[Dataset items]

·····

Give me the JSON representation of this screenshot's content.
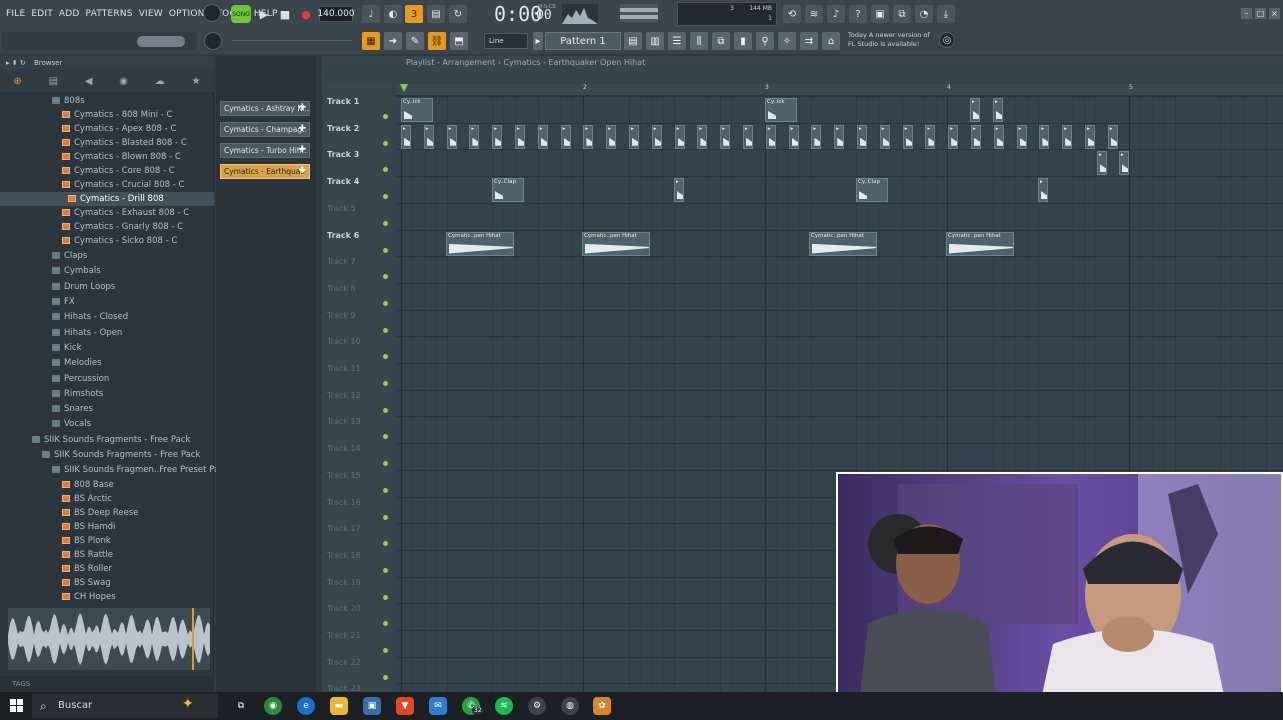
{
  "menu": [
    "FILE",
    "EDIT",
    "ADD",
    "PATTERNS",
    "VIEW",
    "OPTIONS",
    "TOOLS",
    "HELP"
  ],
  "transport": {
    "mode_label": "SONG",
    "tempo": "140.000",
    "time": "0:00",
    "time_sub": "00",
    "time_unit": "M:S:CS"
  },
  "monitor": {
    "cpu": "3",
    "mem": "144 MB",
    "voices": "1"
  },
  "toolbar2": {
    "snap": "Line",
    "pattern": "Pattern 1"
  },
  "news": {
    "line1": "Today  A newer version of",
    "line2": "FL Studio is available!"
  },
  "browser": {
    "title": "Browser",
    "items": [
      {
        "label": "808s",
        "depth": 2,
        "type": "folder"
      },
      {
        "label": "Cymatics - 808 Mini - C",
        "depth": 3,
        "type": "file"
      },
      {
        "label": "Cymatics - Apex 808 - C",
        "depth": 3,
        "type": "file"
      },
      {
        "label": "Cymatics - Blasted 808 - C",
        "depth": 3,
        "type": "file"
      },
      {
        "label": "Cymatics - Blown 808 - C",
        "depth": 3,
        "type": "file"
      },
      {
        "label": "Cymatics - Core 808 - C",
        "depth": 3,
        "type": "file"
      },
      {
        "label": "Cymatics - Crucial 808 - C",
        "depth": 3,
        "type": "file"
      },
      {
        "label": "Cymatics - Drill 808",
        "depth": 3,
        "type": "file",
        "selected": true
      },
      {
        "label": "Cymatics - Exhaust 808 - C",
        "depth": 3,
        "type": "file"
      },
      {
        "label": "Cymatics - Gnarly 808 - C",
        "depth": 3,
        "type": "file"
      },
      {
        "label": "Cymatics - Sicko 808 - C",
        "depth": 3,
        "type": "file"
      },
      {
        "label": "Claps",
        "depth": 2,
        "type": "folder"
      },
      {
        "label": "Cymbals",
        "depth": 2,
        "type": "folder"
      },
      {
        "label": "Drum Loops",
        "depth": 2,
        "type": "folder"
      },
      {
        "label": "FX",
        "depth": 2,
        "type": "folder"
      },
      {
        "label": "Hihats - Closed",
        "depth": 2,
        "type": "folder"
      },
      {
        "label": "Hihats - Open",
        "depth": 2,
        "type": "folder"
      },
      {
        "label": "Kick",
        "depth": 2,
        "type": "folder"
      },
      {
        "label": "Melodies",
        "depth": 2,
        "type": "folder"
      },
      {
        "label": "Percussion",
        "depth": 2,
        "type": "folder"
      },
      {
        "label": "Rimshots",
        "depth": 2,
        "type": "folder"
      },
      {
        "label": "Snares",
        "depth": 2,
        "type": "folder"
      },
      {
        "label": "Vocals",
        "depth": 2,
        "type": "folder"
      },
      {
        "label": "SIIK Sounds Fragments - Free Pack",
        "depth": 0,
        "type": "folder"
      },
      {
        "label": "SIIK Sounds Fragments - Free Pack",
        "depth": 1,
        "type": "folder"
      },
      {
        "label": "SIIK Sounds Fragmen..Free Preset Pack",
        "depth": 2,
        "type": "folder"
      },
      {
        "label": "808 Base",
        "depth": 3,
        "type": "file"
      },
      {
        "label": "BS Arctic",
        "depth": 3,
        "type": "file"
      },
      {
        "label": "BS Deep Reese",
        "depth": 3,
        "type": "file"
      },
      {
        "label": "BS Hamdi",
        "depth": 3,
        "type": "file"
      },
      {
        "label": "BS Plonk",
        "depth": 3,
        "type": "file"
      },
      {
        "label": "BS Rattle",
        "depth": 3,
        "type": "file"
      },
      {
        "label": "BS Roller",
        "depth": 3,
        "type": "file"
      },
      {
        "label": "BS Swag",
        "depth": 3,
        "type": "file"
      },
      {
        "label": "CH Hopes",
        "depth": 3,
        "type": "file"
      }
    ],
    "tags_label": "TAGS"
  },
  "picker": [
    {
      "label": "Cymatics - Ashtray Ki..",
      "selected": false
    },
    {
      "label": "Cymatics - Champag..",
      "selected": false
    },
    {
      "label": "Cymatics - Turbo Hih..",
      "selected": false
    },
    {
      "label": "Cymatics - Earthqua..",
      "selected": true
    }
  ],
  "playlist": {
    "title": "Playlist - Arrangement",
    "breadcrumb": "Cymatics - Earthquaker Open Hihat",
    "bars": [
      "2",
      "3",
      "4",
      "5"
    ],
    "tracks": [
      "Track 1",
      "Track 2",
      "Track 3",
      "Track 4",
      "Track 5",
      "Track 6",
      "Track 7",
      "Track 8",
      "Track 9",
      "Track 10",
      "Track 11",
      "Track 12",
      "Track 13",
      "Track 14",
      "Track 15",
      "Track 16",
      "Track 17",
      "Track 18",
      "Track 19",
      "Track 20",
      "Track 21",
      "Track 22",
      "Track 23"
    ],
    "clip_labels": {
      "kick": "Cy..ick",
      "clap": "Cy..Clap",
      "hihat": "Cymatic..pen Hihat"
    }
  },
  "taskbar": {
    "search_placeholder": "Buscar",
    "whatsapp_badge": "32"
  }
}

·····

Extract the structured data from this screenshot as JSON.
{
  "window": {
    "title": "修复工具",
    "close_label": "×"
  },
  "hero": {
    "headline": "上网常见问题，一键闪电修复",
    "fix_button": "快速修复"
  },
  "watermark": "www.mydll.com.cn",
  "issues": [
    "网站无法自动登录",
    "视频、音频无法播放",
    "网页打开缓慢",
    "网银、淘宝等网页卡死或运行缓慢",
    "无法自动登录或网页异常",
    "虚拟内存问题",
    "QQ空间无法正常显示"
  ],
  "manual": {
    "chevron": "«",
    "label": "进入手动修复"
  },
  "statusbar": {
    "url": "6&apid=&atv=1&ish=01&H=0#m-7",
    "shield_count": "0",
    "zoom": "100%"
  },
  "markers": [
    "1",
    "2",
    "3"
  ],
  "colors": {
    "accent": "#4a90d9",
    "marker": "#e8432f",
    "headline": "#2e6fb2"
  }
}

·····

> Task objective
Copy each line above where the string "this" occurs.

> Solution
Give me the JSON representation of this screenshot's content.
Extract the structured data from this screenshot as JSON.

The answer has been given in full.